**THE TASK:**
All of the listing below must be repeated word for word. Pictures are the only thing to omit.

━━━ PROVIDED DATA

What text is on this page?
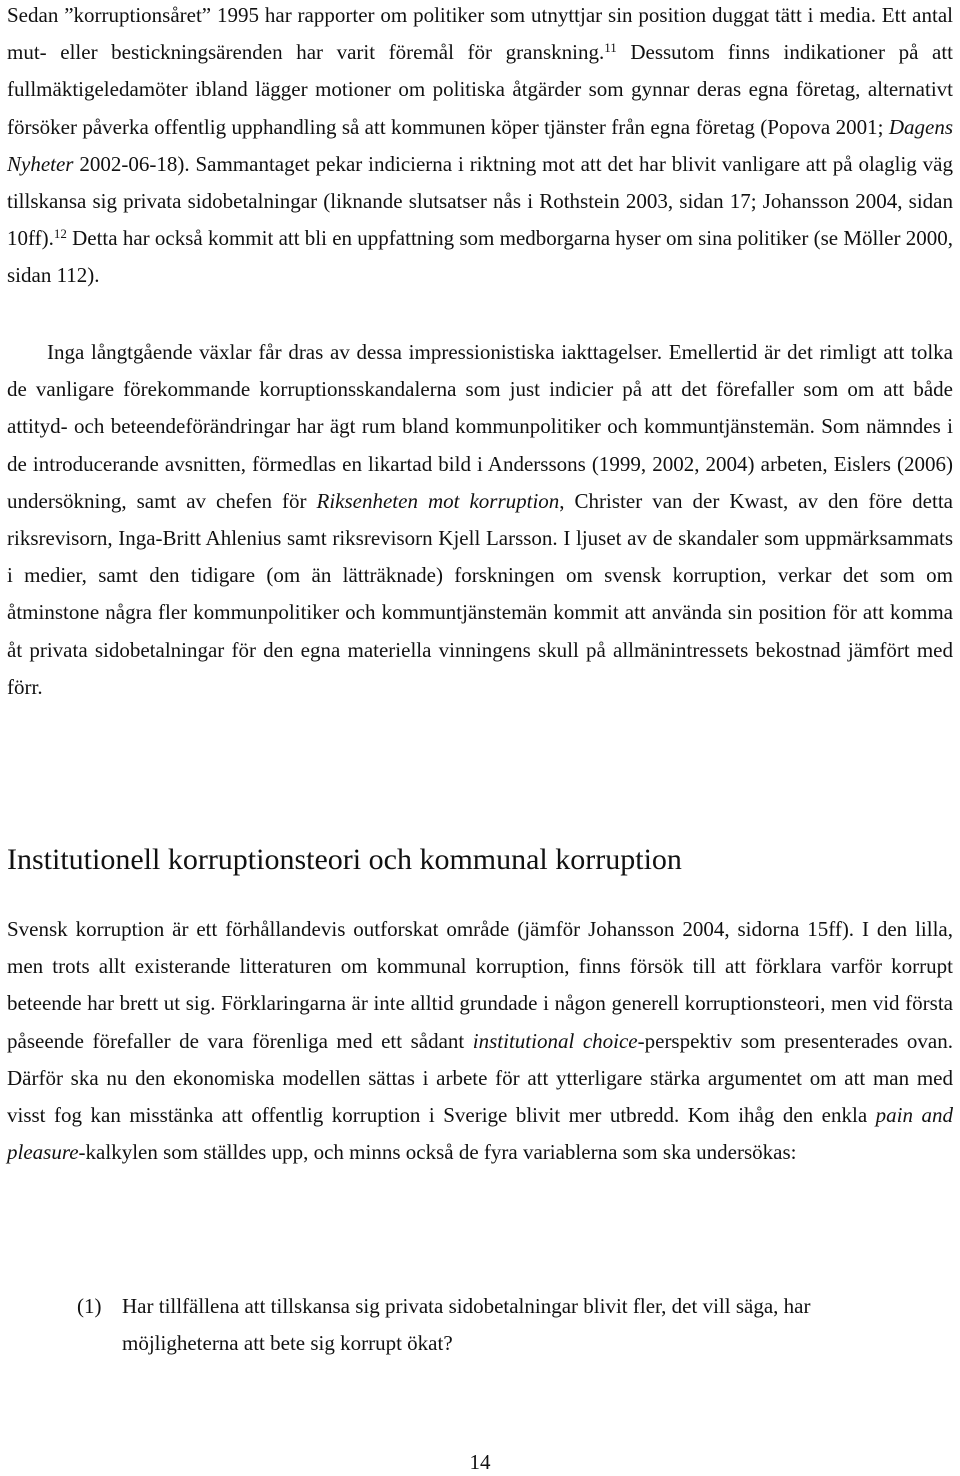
Sedan ”korruptionsåret” 1995 har rapporter om politiker som utnyttjar sin position duggat tätt i media. Ett antal mut- eller bestickningsärenden har varit föremål för granskning.$^{11}$ Dessutom finns indikationer på att fullmäktigeledamöter ibland lägger motioner om politiska åtgärder som gynnar deras egna företag, alternativt försöker påverka offentlig upphandling så att kommunen köper tjänster från egna företag (Popova 2001; Dagens Nyheter 2002-06-18). Sammantaget pekar indicierna i riktning mot att det har blivit vanligare att på olaglig väg tillskansa sig privata sidobetalningar (liknande slutsatser nås i Rothstein 2003, sidan 17; Johansson 2004, sidan 10ff).$^{12}$ Detta har också kommit att bli en uppfattning som medborgarna hyser om sina politiker (se Möller 2000, sidan 112).

Inga långtgående växlar får dras av dessa impressionistiska iakttagelser. Emellertid är det rimligt att tolka de vanligare förekommande korruptionsskandalerna som just indicier på att det förefaller som om att både attityd- och beteendeförändringar har ägt rum bland kommunpolitiker och kommuntjänstemän. Som nämndes i de introducerande avsnitten, förmedlas en likartad bild i Anderssons (1999, 2002, 2004) arbeten, Eislers (2006) undersökning, samt av chefen för Riksenheten mot korruption, Christer van der Kwast, av den före detta riksrevisorn, Inga-Britt Ahlenius samt riksrevisorn Kjell Larsson. I ljuset av de skandaler som uppmärksammats i medier, samt den tidigare (om än lätträknade) forskningen om svensk korruption, verkar det som om åtminstone några fler kommunpolitiker och kommuntjänstemän kommit att använda sin position för att komma åt privata sidobetalningar för den egna materiella vinningens skull på allmänintressets bekostnad jämfört med förr.

Institutionell korruptionsteori och kommunal korruption

Svensk korruption är ett förhållandevis outforskat område (jämför Johansson 2004, sidorna 15ff). I den lilla, men trots allt existerande litteraturen om kommunal korruption, finns försök till att förklara varför korrupt beteende har brett ut sig. Förklaringarna är inte alltid grundade i någon generell korruptionsteori, men vid första påseende förefaller de vara förenliga med ett sådant institutional choice-perspektiv som presenterades ovan. Därför ska nu den ekonomiska modellen sättas i arbete för att ytterligare stärka argumentet om att man med visst fog kan misstänka att offentlig korruption i Sverige blivit mer utbredd. Kom ihåg den enkla pain and pleasure-kalkylen som ställdes upp, och minns också de fyra variablerna som ska undersökas:

(1) Har tillfällena att tillskansa sig privata sidobetalningar blivit fler, det vill säga, har möjligheterna att bete sig korrupt ökat?
14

━━━━━━

**EXERCISE ANSWER:**
What text is on this page?
Sedan ”korruptionsåret” 1995 har rapporter om politiker som utnyttjar sin position duggat tätt i media. Ett antal mut- eller bestickningsärenden har varit föremål för granskning.$^{11}$ Dessutom finns indikationer på att fullmäktigeledamöter ibland lägger motioner om politiska åtgärder som gynnar deras egna företag, alternativt försöker påverka offentlig upphandling så att kommunen köper tjänster från egna företag (Popova 2001; Dagens Nyheter 2002-06-18). Sammantaget pekar indicierna i riktning mot att det har blivit vanligare att på olaglig väg tillskansa sig privata sidobetalningar (liknande slutsatser nås i Rothstein 2003, sidan 17; Johansson 2004, sidan 10ff).$^{12}$ Detta har också kommit att bli en uppfattning som medborgarna hyser om sina politiker (se Möller 2000, sidan 112).

Inga långtgående växlar får dras av dessa impressionistiska iakttagelser. Emellertid är det rimligt att tolka de vanligare förekommande korruptionsskandalerna som just indicier på att det förefaller som om att både attityd- och beteendeförändringar har ägt rum bland kommunpolitiker och kommuntjänstemän. Som nämndes i de introducerande avsnitten, förmedlas en likartad bild i Anderssons (1999, 2002, 2004) arbeten, Eislers (2006) undersökning, samt av chefen för Riksenheten mot korruption, Christer van der Kwast, av den före detta riksrevisorn, Inga-Britt Ahlenius samt riksrevisorn Kjell Larsson. I ljuset av de skandaler som uppmärksammats i medier, samt den tidigare (om än lätträknade) forskningen om svensk korruption, verkar det som om åtminstone några fler kommunpolitiker och kommuntjänstemän kommit att använda sin position för att komma åt privata sidobetalningar för den egna materiella vinningens skull på allmänintressets bekostnad jämfört med förr.

Institutionell korruptionsteori och kommunal korruption

Svensk korruption är ett förhållandevis outforskat område (jämför Johansson 2004, sidorna 15ff). I den lilla, men trots allt existerande litteraturen om kommunal korruption, finns försök till att förklara varför korrupt beteende har brett ut sig. Förklaringarna är inte alltid grundade i någon generell korruptionsteori, men vid första påseende förefaller de vara förenliga med ett sådant institutional choice-perspektiv som presenterades ovan. Därför ska nu den ekonomiska modellen sättas i arbete för att ytterligare stärka argumentet om att man med visst fog kan misstänka att offentlig korruption i Sverige blivit mer utbredd. Kom ihåg den enkla pain and pleasure-kalkylen som ställdes upp, och minns också de fyra variablerna som ska undersökas:

(1) Har tillfällena att tillskansa sig privata sidobetalningar blivit fler, det vill säga, har möjligheterna att bete sig korrupt ökat?
14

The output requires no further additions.